STATED GOAL
Write the data out again in full, with no departure from the original.

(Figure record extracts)

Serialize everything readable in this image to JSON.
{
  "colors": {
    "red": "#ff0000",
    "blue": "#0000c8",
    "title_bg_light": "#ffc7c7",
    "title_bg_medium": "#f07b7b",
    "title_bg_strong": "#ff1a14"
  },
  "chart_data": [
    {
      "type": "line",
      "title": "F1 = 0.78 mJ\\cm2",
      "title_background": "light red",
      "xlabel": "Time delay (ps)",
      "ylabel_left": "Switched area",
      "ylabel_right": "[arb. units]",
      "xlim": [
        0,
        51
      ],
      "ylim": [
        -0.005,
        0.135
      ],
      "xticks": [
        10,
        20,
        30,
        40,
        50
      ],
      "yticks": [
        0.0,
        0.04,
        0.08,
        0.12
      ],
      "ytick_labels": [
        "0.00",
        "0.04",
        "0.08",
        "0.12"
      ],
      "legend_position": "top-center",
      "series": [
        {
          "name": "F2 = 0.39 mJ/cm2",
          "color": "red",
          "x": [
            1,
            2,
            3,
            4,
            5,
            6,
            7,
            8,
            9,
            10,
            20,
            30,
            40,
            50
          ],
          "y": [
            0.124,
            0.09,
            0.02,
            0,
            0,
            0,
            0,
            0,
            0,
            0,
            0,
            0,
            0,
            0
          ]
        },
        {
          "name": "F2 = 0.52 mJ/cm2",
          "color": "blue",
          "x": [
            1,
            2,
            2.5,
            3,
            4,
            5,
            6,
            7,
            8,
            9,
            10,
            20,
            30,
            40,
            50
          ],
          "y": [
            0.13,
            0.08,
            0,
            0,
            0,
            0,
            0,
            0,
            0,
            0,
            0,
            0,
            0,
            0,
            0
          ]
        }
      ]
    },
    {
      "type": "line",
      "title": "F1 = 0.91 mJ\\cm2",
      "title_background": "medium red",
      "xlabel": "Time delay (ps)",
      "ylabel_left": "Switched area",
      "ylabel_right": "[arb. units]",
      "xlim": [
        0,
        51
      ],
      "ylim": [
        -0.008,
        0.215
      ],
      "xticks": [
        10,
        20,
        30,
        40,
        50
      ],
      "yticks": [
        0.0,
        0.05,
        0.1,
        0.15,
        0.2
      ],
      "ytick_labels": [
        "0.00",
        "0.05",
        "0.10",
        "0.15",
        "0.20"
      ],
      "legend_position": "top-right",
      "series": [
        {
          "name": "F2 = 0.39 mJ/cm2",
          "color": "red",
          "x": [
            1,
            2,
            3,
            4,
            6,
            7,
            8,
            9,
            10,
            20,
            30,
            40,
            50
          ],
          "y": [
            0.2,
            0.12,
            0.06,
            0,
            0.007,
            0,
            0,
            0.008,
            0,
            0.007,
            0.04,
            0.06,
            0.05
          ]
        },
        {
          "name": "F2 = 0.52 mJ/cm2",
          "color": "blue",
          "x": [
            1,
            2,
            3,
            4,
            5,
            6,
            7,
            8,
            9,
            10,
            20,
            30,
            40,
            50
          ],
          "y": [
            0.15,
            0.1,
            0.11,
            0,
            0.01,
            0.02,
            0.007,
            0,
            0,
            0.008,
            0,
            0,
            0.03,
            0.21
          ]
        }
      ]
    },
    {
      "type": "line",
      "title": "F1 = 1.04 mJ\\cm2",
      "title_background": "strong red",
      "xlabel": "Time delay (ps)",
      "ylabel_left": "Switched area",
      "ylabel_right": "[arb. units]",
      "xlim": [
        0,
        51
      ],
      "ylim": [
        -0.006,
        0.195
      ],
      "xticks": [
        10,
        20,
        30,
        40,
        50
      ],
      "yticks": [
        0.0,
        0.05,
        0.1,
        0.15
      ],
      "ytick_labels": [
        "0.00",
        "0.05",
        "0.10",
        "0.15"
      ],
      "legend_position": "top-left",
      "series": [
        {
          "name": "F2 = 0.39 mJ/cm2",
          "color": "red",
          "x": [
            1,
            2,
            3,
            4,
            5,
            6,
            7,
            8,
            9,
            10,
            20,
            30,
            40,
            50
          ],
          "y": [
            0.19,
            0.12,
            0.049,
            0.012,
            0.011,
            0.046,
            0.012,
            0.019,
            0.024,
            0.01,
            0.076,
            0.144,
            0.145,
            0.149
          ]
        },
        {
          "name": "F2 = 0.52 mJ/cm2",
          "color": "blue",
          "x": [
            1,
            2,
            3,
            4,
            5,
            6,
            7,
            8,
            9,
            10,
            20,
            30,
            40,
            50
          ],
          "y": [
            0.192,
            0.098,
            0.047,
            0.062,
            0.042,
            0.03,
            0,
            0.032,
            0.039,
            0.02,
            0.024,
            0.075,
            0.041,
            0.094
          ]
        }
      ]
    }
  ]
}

ANSWER TO THIS TASK
Serialize everything readable in this image to JSON.
{
  "colors": {
    "red": "#ff0000",
    "blue": "#0000c8",
    "title_bg_light": "#ffc7c7",
    "title_bg_medium": "#f07b7b",
    "title_bg_strong": "#ff1a14"
  },
  "chart_data": [
    {
      "type": "line",
      "title": "F1 = 0.78 mJ\\cm2",
      "title_background": "light red",
      "xlabel": "Time delay (ps)",
      "ylabel_left": "Switched area",
      "ylabel_right": "[arb. units]",
      "xlim": [
        0,
        51
      ],
      "ylim": [
        -0.005,
        0.135
      ],
      "xticks": [
        10,
        20,
        30,
        40,
        50
      ],
      "yticks": [
        0.0,
        0.04,
        0.08,
        0.12
      ],
      "ytick_labels": [
        "0.00",
        "0.04",
        "0.08",
        "0.12"
      ],
      "legend_position": "top-center",
      "series": [
        {
          "name": "F2 = 0.39 mJ/cm2",
          "color": "red",
          "x": [
            1,
            2,
            3,
            4,
            5,
            6,
            7,
            8,
            9,
            10,
            20,
            30,
            40,
            50
          ],
          "y": [
            0.124,
            0.09,
            0.02,
            0,
            0,
            0,
            0,
            0,
            0,
            0,
            0,
            0,
            0,
            0
          ]
        },
        {
          "name": "F2 = 0.52 mJ/cm2",
          "color": "blue",
          "x": [
            1,
            2,
            2.5,
            3,
            4,
            5,
            6,
            7,
            8,
            9,
            10,
            20,
            30,
            40,
            50
          ],
          "y": [
            0.13,
            0.08,
            0,
            0,
            0,
            0,
            0,
            0,
            0,
            0,
            0,
            0,
            0,
            0,
            0
          ]
        }
      ]
    },
    {
      "type": "line",
      "title": "F1 = 0.91 mJ\\cm2",
      "title_background": "medium red",
      "xlabel": "Time delay (ps)",
      "ylabel_left": "Switched area",
      "ylabel_right": "[arb. units]",
      "xlim": [
        0,
        51
      ],
      "ylim": [
        -0.008,
        0.215
      ],
      "xticks": [
        10,
        20,
        30,
        40,
        50
      ],
      "yticks": [
        0.0,
        0.05,
        0.1,
        0.15,
        0.2
      ],
      "ytick_labels": [
        "0.00",
        "0.05",
        "0.10",
        "0.15",
        "0.20"
      ],
      "legend_position": "top-right",
      "series": [
        {
          "name": "F2 = 0.39 mJ/cm2",
          "color": "red",
          "x": [
            1,
            2,
            3,
            4,
            6,
            7,
            8,
            9,
            10,
            20,
            30,
            40,
            50
          ],
          "y": [
            0.2,
            0.12,
            0.06,
            0,
            0.007,
            0,
            0,
            0.008,
            0,
            0.007,
            0.04,
            0.06,
            0.05
          ]
        },
        {
          "name": "F2 = 0.52 mJ/cm2",
          "color": "blue",
          "x": [
            1,
            2,
            3,
            4,
            5,
            6,
            7,
            8,
            9,
            10,
            20,
            30,
            40,
            50
          ],
          "y": [
            0.15,
            0.1,
            0.11,
            0,
            0.01,
            0.02,
            0.007,
            0,
            0,
            0.008,
            0,
            0,
            0.03,
            0.21
          ]
        }
      ]
    },
    {
      "type": "line",
      "title": "F1 = 1.04 mJ\\cm2",
      "title_background": "strong red",
      "xlabel": "Time delay (ps)",
      "ylabel_left": "Switched area",
      "ylabel_right": "[arb. units]",
      "xlim": [
        0,
        51
      ],
      "ylim": [
        -0.006,
        0.195
      ],
      "xticks": [
        10,
        20,
        30,
        40,
        50
      ],
      "yticks": [
        0.0,
        0.05,
        0.1,
        0.15
      ],
      "ytick_labels": [
        "0.00",
        "0.05",
        "0.10",
        "0.15"
      ],
      "legend_position": "top-left",
      "series": [
        {
          "name": "F2 = 0.39 mJ/cm2",
          "color": "red",
          "x": [
            1,
            2,
            3,
            4,
            5,
            6,
            7,
            8,
            9,
            10,
            20,
            30,
            40,
            50
          ],
          "y": [
            0.19,
            0.12,
            0.049,
            0.012,
            0.011,
            0.046,
            0.012,
            0.019,
            0.024,
            0.01,
            0.076,
            0.144,
            0.145,
            0.149
          ]
        },
        {
          "name": "F2 = 0.52 mJ/cm2",
          "color": "blue",
          "x": [
            1,
            2,
            3,
            4,
            5,
            6,
            7,
            8,
            9,
            10,
            20,
            30,
            40,
            50
          ],
          "y": [
            0.192,
            0.098,
            0.047,
            0.062,
            0.042,
            0.03,
            0,
            0.032,
            0.039,
            0.02,
            0.024,
            0.075,
            0.041,
            0.094
          ]
        }
      ]
    }
  ]
}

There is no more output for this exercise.